** start of Extracted entries **
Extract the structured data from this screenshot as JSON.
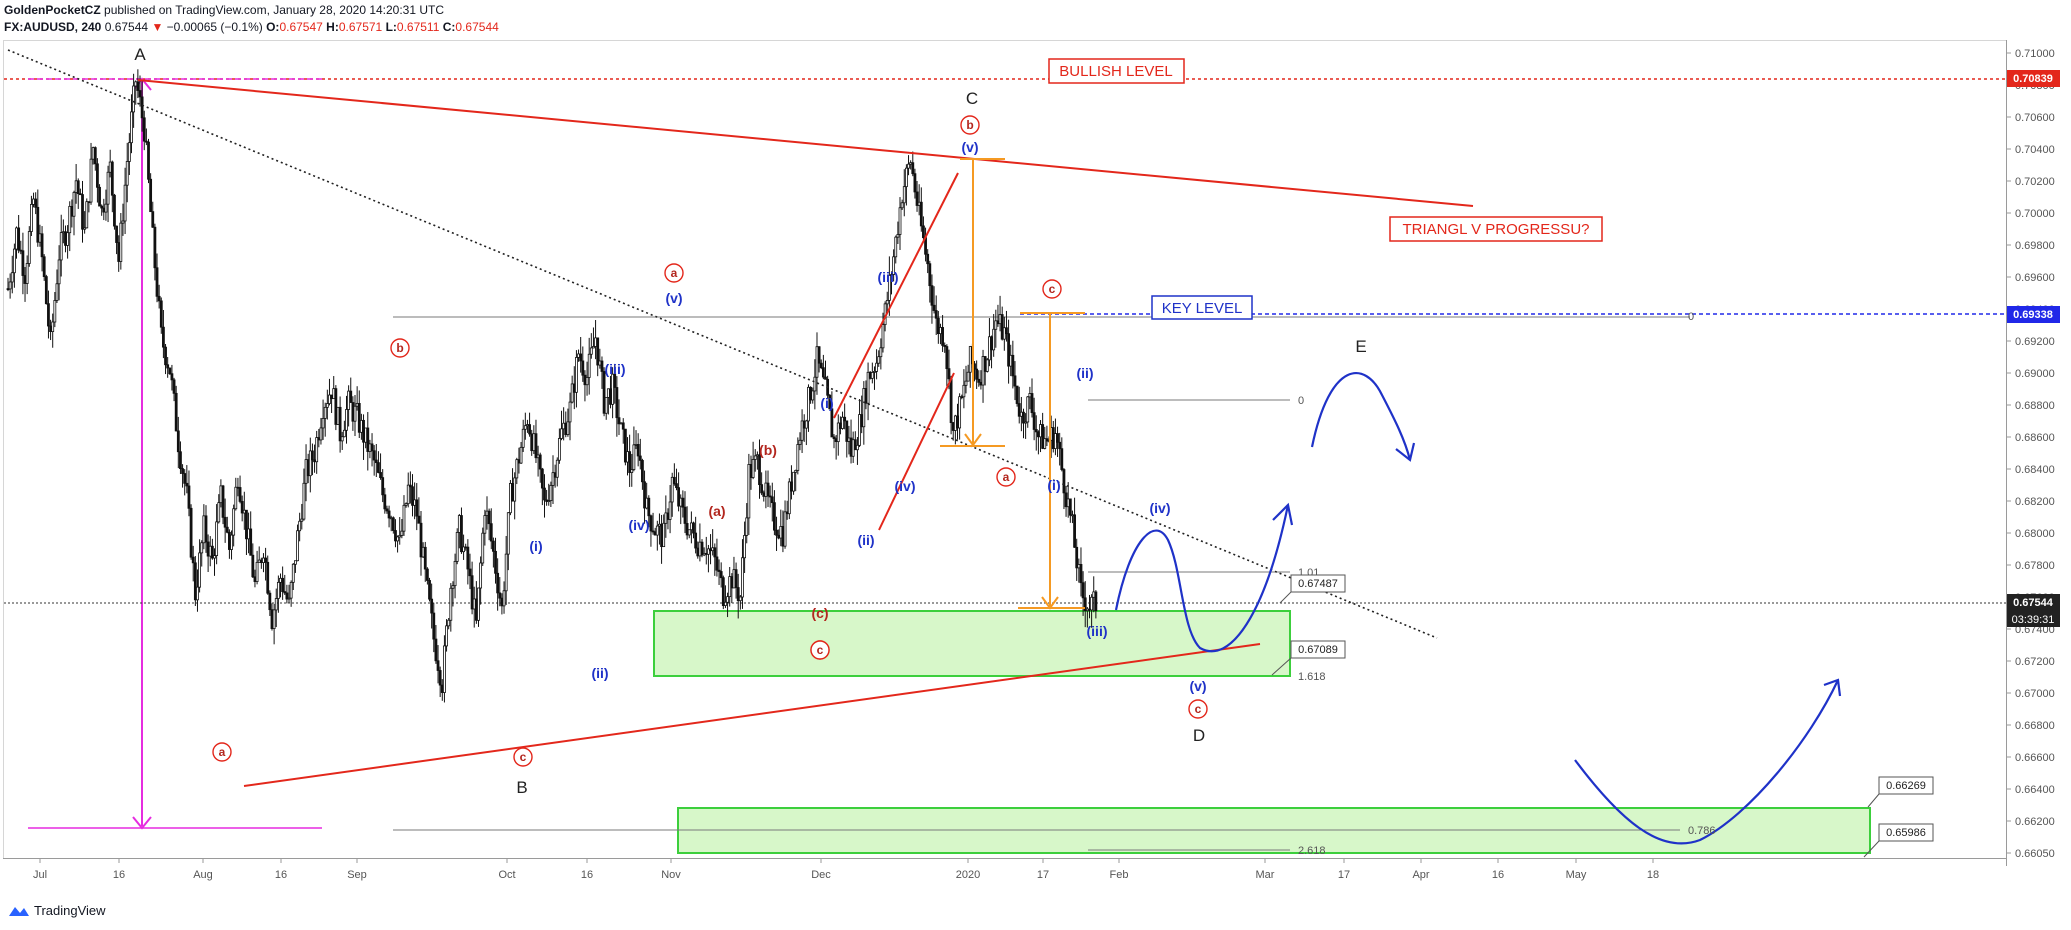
{
  "header": {
    "author": "GoldenPocketCZ",
    "published": "published on TradingView.com, January 28, 2020 14:20:31 UTC",
    "symbol": "FX:AUDUSD, 240",
    "last": "0.67544",
    "arrow": "▼",
    "change": "−0.00065 (−0.1%)",
    "o_label": "O:",
    "o_val": "0.67547",
    "h_label": "H:",
    "h_val": "0.67571",
    "l_label": "L:",
    "l_val": "0.67511",
    "c_label": "C:",
    "c_val": "0.67544"
  },
  "footer": {
    "brand": "TradingView"
  },
  "colors": {
    "red": "#e3271b",
    "blue": "#1f32c8",
    "magenta": "#e62ce0",
    "orange": "#f59a23",
    "green_fill": "#d7f7c9",
    "green_edge": "#3ccf3c",
    "dark_red": "#b3261e"
  },
  "chart_data": {
    "type": "candlestick",
    "title": "AUDUSD 4H",
    "ylim": [
      0.6595,
      0.7105
    ],
    "y_ticks": [
      "0.71000",
      "0.70800",
      "0.70600",
      "0.70400",
      "0.70200",
      "0.70000",
      "0.69800",
      "0.69600",
      "0.69400",
      "0.69200",
      "0.69000",
      "0.68800",
      "0.68600",
      "0.68400",
      "0.68200",
      "0.68000",
      "0.67800",
      "0.67600",
      "0.67400",
      "0.67200",
      "0.67000",
      "0.66800",
      "0.66600",
      "0.66400",
      "0.66200",
      "0.66050"
    ],
    "x_ticks": [
      "Jul",
      "16",
      "Aug",
      "16",
      "Sep",
      "Oct",
      "16",
      "Nov",
      "Dec",
      "2020",
      "17",
      "Feb",
      "Mar",
      "17",
      "Apr",
      "16",
      "May",
      "18"
    ],
    "price_labels": [
      {
        "text": "0.70839",
        "kind": "red"
      },
      {
        "text": "0.69338",
        "kind": "blue"
      },
      {
        "text": "0.67544",
        "kind": "last"
      },
      {
        "text": "03:39:31",
        "kind": "timer"
      }
    ],
    "boxed_labels": [
      "0.67487",
      "0.67089",
      "0.66269",
      "0.65986"
    ],
    "fib_labels": [
      "0",
      "0",
      "1.01",
      "1.618",
      "0.786",
      "2.618"
    ],
    "text_boxes": [
      "BULLISH LEVEL",
      "TRIANGL V PROGRESSU?",
      "KEY LEVEL"
    ],
    "wave_labels": [
      "A",
      "B",
      "C",
      "D",
      "E"
    ],
    "circled_labels": [
      "a",
      "b",
      "c",
      "a",
      "b",
      "c",
      "a",
      "b",
      "c",
      "c"
    ],
    "paren_labels": [
      "(i)",
      "(ii)",
      "(iii)",
      "(iv)",
      "(v)",
      "(a)",
      "(b)",
      "(c)",
      "(i)",
      "(ii)",
      "(iii)",
      "(iv)",
      "(v)",
      "(i)",
      "(ii)",
      "(iii)",
      "(iv)",
      "(v)"
    ],
    "price_path": [
      [
        0.695,
        0.6985,
        0.696,
        0.7005,
        0.6968,
        0.6915,
        0.6972,
        0.699,
        0.7018,
        0.6985,
        0.7038,
        0.6998,
        0.7025,
        0.6968,
        0.703,
        0.708,
        0.705,
        0.698,
        0.692,
        0.69,
        0.6855,
        0.682,
        0.676,
        0.68,
        0.678,
        0.682,
        0.6788,
        0.6835,
        0.68,
        0.6765,
        0.679,
        0.6745,
        0.677,
        0.6752,
        0.6795,
        0.6835,
        0.6848,
        0.6878,
        0.6888,
        0.686,
        0.6878,
        0.687,
        0.6855,
        0.6842,
        0.6822,
        0.681,
        0.679,
        0.6825,
        0.681,
        0.677,
        0.6732,
        0.6705,
        0.6765,
        0.68,
        0.6775,
        0.674,
        0.6815,
        0.6785,
        0.675,
        0.682,
        0.6845,
        0.687,
        0.6845,
        0.6815,
        0.6835,
        0.686,
        0.6875,
        0.691,
        0.6895,
        0.692,
        0.688,
        0.6888,
        0.686,
        0.6838,
        0.6852,
        0.6812,
        0.68,
        0.6795,
        0.683,
        0.6812,
        0.68,
        0.6792,
        0.679,
        0.678,
        0.676,
        0.677,
        0.6758,
        0.6835,
        0.6842,
        0.682,
        0.6805,
        0.6798,
        0.683,
        0.686,
        0.688,
        0.6905,
        0.6885,
        0.6855,
        0.687,
        0.6848,
        0.6865,
        0.6895,
        0.6905,
        0.6935,
        0.697,
        0.701,
        0.703,
        0.6995,
        0.6965,
        0.6928,
        0.692,
        0.686,
        0.688,
        0.6905,
        0.6895,
        0.691,
        0.693,
        0.6922,
        0.6895,
        0.687,
        0.688,
        0.6858,
        0.6855,
        0.686,
        0.683,
        0.68,
        0.676,
        0.6752,
        0.6754
      ]
    ]
  }
}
** end of Extracted entries **
Select and copy every line of the material that holds the string "TradingView".

    "published": "published on TradingView.com, January 28, 2020 14:20:31 UTC",
    "brand": "TradingView"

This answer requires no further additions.